• _EXERCISE TEXT_:
The drop kick technique in rugby codes is usually to hold the ball with one end pointing downwards in two hands above the kicking leg. The ball is dropped onto the ground in front of the kicking foot, which makes contact at the moment or fractionally after the ball touches the ground, called the half-volley. The kicking foot usually makes contact with the ball slightly on the instep.

In a rugby union kick-off, or drop out, the kicker usually aims to kick the ball high but not a great distance, and so usually strikes the ball after it has started to bounce off the ground, so the contact is made close to the bottom of the ball.

=== Rugby league ===
In rugby league, drop kicks are mandatory to restart play from the goal line (called a goal line drop-out) after the defending team is tackled or knocks on in the in-goal area or the defending team causes the ball to go dead or into touch-in-goal. Drop kicks are also mandatory to restart play from the 20 metre line after an unsuccessful penalty goal attempt goes dead or into touch-in-goal and to score a drop goal (sometimes known as a field goal) in open play, which is worth one point.

Drop kicks are optional for a penalty kick to score a penalty goal (this being done rarely, as place kicks are generally used) and when kicking for touch (the sideline) from a penalty, although the option of a punt kick is usually taken instead.

=== Rugby union ===

In rugby union, a drop kick is used for the kick-off and restarts and to score a drop goal (sometimes called a field goal). Originally, it was one of only two ways to score points, along with the place kick.

• _DATA LISTING_:
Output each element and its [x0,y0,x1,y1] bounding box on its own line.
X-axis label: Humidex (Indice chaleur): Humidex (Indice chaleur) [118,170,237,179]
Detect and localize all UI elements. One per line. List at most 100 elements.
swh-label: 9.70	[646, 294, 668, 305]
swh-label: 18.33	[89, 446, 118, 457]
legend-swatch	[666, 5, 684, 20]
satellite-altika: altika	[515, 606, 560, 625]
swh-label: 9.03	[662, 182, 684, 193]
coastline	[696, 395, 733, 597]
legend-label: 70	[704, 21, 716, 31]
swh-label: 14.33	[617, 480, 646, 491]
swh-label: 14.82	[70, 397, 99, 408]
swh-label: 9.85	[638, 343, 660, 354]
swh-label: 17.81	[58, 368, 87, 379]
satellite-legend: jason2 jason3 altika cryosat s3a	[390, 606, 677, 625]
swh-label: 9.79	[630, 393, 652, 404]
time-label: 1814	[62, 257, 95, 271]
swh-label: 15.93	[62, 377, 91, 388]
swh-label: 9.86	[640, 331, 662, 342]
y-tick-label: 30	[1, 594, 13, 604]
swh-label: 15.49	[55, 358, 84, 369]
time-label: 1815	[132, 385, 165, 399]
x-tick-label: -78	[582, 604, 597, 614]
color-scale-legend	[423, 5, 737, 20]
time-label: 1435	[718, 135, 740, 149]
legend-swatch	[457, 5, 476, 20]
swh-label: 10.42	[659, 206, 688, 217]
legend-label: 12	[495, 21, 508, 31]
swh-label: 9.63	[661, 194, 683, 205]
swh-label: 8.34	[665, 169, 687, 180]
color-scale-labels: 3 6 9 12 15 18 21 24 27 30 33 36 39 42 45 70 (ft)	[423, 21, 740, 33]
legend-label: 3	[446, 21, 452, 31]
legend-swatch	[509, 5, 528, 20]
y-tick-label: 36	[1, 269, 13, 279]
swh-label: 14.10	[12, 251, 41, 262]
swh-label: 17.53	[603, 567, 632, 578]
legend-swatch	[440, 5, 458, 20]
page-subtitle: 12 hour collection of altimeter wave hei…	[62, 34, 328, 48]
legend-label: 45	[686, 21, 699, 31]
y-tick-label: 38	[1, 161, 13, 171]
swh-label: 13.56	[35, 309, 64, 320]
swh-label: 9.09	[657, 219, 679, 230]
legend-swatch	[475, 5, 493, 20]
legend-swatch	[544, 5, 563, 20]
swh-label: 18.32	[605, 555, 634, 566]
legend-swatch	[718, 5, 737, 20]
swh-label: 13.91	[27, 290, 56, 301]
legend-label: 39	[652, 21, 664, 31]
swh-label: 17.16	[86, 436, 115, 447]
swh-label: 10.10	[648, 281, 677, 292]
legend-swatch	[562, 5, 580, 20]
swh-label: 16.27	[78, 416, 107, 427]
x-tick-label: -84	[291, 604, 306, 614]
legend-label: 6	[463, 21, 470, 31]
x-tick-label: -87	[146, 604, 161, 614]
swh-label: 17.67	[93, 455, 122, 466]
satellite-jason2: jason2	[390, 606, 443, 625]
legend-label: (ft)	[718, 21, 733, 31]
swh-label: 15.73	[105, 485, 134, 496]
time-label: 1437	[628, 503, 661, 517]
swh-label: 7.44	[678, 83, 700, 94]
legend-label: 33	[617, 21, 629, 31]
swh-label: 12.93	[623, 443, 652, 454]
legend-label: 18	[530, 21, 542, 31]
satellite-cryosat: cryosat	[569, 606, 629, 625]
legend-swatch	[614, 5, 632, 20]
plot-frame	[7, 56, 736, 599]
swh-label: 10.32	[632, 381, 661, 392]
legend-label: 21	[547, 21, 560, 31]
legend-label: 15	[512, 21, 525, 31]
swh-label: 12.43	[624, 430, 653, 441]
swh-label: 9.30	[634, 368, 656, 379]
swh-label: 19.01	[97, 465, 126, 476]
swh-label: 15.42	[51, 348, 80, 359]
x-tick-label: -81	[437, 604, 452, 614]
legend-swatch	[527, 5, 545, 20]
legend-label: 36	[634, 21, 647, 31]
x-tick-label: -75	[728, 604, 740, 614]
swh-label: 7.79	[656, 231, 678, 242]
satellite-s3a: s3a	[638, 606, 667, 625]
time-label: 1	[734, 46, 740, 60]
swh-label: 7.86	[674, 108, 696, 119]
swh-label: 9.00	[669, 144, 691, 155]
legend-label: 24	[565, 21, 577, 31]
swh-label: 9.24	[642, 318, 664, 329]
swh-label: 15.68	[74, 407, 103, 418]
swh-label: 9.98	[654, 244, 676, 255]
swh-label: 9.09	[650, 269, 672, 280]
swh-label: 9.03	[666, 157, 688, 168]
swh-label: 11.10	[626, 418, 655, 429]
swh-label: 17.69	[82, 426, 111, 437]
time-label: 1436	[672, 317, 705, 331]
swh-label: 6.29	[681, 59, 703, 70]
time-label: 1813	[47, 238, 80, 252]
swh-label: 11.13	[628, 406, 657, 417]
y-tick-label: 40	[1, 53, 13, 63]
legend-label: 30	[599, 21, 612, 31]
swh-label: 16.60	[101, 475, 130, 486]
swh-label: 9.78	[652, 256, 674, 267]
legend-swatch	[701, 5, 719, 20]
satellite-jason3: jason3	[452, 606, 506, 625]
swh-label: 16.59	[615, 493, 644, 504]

• _WHAT YOU WILL DO_:
Copy the drop kick text starting at "Drop kicks are optional" and ending at "usually taken instead.", renaming "sideline" as "touchline". The records that come after the text are separate material and are unrelated to it.

• _ANSWER SECTION_:
Drop kicks are optional for a penalty kick to score a penalty goal (this being done rarely, as place kicks are generally used) and when kicking for touch (the touchline) from a penalty, although the option of a punt kick is usually taken instead.